TASK INSTRUCTIONS:
Only the number is wanted: how many lines hold the word "sour"?

Stored records:
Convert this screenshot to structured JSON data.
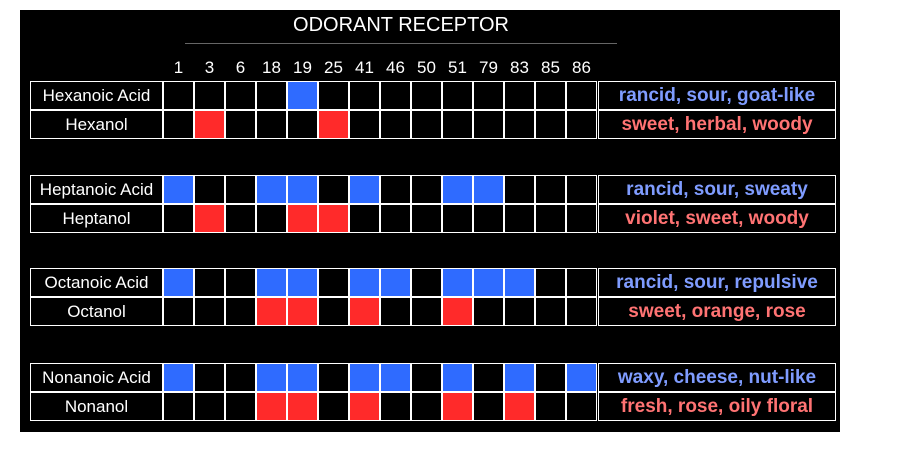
{
  "title": "ODORANT RECEPTOR",
  "receptors": [
    "1",
    "3",
    "6",
    "18",
    "19",
    "25",
    "41",
    "46",
    "50",
    "51",
    "79",
    "83",
    "85",
    "86"
  ],
  "colors": {
    "acid_cell": "#2f6bff",
    "alcohol_cell": "#ff2a2a",
    "acid_text": "#7f9cff",
    "alcohol_text": "#ff7373",
    "background": "#000000",
    "grid": "#ffffff"
  },
  "groups": [
    {
      "rows": [
        {
          "name": "Hexanoic Acid",
          "type": "acid",
          "active": [
            "19"
          ],
          "descriptor": "rancid, sour, goat-like"
        },
        {
          "name": "Hexanol",
          "type": "alcohol",
          "active": [
            "3",
            "25"
          ],
          "descriptor": "sweet, herbal, woody"
        }
      ]
    },
    {
      "rows": [
        {
          "name": "Heptanoic Acid",
          "type": "acid",
          "active": [
            "1",
            "18",
            "19",
            "41",
            "51",
            "79"
          ],
          "descriptor": "rancid, sour, sweaty"
        },
        {
          "name": "Heptanol",
          "type": "alcohol",
          "active": [
            "3",
            "19",
            "25"
          ],
          "descriptor": "violet, sweet, woody"
        }
      ]
    },
    {
      "rows": [
        {
          "name": "Octanoic Acid",
          "type": "acid",
          "active": [
            "1",
            "18",
            "19",
            "41",
            "46",
            "51",
            "79",
            "83"
          ],
          "descriptor": "rancid, sour, repulsive"
        },
        {
          "name": "Octanol",
          "type": "alcohol",
          "active": [
            "18",
            "19",
            "41",
            "51"
          ],
          "descriptor": "sweet, orange, rose"
        }
      ]
    },
    {
      "rows": [
        {
          "name": "Nonanoic Acid",
          "type": "acid",
          "active": [
            "1",
            "18",
            "19",
            "41",
            "46",
            "51",
            "83",
            "86"
          ],
          "descriptor": "waxy, cheese, nut-like"
        },
        {
          "name": "Nonanol",
          "type": "alcohol",
          "active": [
            "18",
            "19",
            "41",
            "51",
            "83"
          ],
          "descriptor": "fresh, rose, oily floral"
        }
      ]
    }
  ]
}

TASK OUTPUT:
3